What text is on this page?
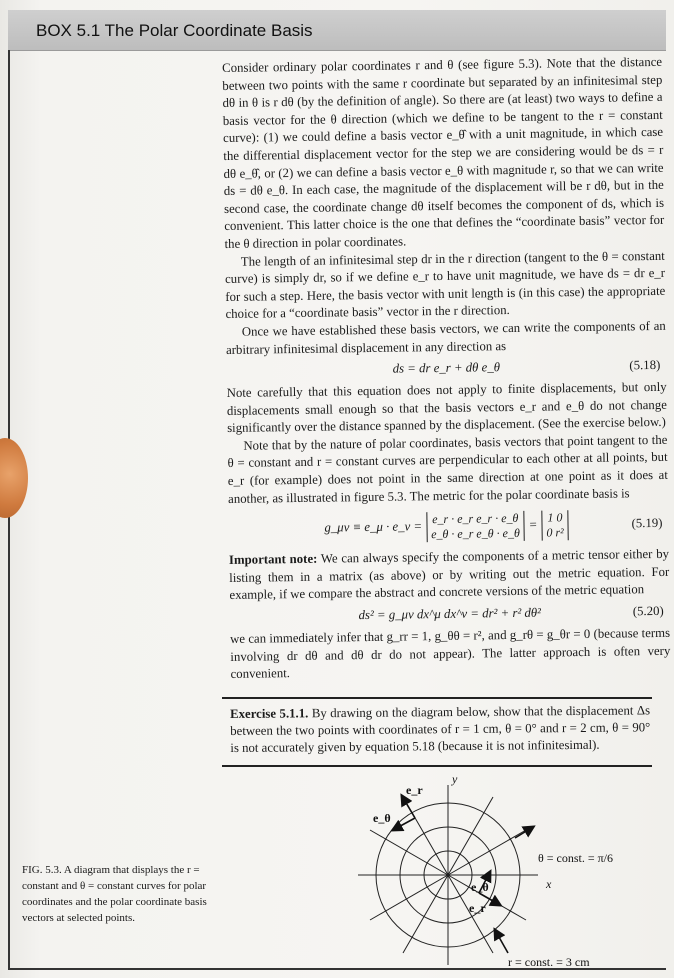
BOX 5.1 The Polar Coordinate Basis

Consider ordinary polar coordinates r and θ (see figure 5.3). Note that the distance between two points with the same r coordinate but separated by an infinitesimal step dθ in θ is r dθ (by the definition of angle). So there are (at least) two ways to define a basis vector for the θ direction (which we define to be tangent to the r = constant curve): (1) we could define a basis vector e_θ̂ with a unit magnitude, in which case the differential displacement vector for the step we are considering would be ds = r dθ e_θ̂, or (2) we can define a basis vector e_θ with magnitude r, so that we can write ds = dθ e_θ. In each case, the magnitude of the displacement will be r dθ, but in the second case, the coordinate change dθ itself becomes the component of ds, which is convenient. This latter choice is the one that defines the “coordinate basis” vector for the θ direction in polar coordinates.

The length of an infinitesimal step dr in the r direction (tangent to the θ = constant curve) is simply dr, so if we define e_r to have unit magnitude, we have ds = dr e_r for such a step. Here, the basis vector with unit length is (in this case) the appropriate choice for a “coordinate basis” vector in the r direction.

Once we have established these basis vectors, we can write the components of an arbitrary infinitesimal displacement in any direction as

ds = dr e_r + dθ e_θ	(5.18)

Note carefully that this equation does not apply to finite displacements, but only displacements small enough so that the basis vectors e_r and e_θ do not change significantly over the distance spanned by the displacement. (See the exercise below.)

Note that by the nature of polar coordinates, basis vectors that point tangent to the θ = constant and r = constant curves are perpendicular to each other at all points, but e_r (for example) does not point in the same direction at one point as it does at another, as illustrated in figure 5.3. The metric for the polar coordinate basis is

g_μν ≡ e_μ · e_ν =
e_r · e_r e_r · e_θ
e_θ · e_r e_θ · e_θ
=
1 0
0 r²
(5.19)

Important note: We can always specify the components of a metric tensor either by listing them in a matrix (as above) or by writing out the metric equation. For example, if we compare the abstract and concrete versions of the metric equation

ds² = g_μν dx^μ dx^ν = dr² + r² dθ²	(5.20)

we can immediately infer that g_rr = 1, g_θθ = r², and g_rθ = g_θr = 0 (because terms involving dr dθ and dθ dr do not appear). The latter approach is often very convenient.

Exercise 5.1.1. By drawing on the diagram below, show that the displacement Δs between the two points with coordinates of r = 1 cm, θ = 0° and r = 2 cm, θ = 90° is not accurately given by equation 5.18 (because it is not infinitesimal).
FIG. 5.3. A diagram that displays the r = constant and θ = constant curves for polar coordinates and the polar coordinate basis vectors at selected points.
y
x
e_r
e_θ
e_θ
e_r
θ = const. = π/6
r = const. = 3 cm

____________________

For the entries above, count the lines that contain the string "convenient", and state that number without further comment.

TASK ANSWER
2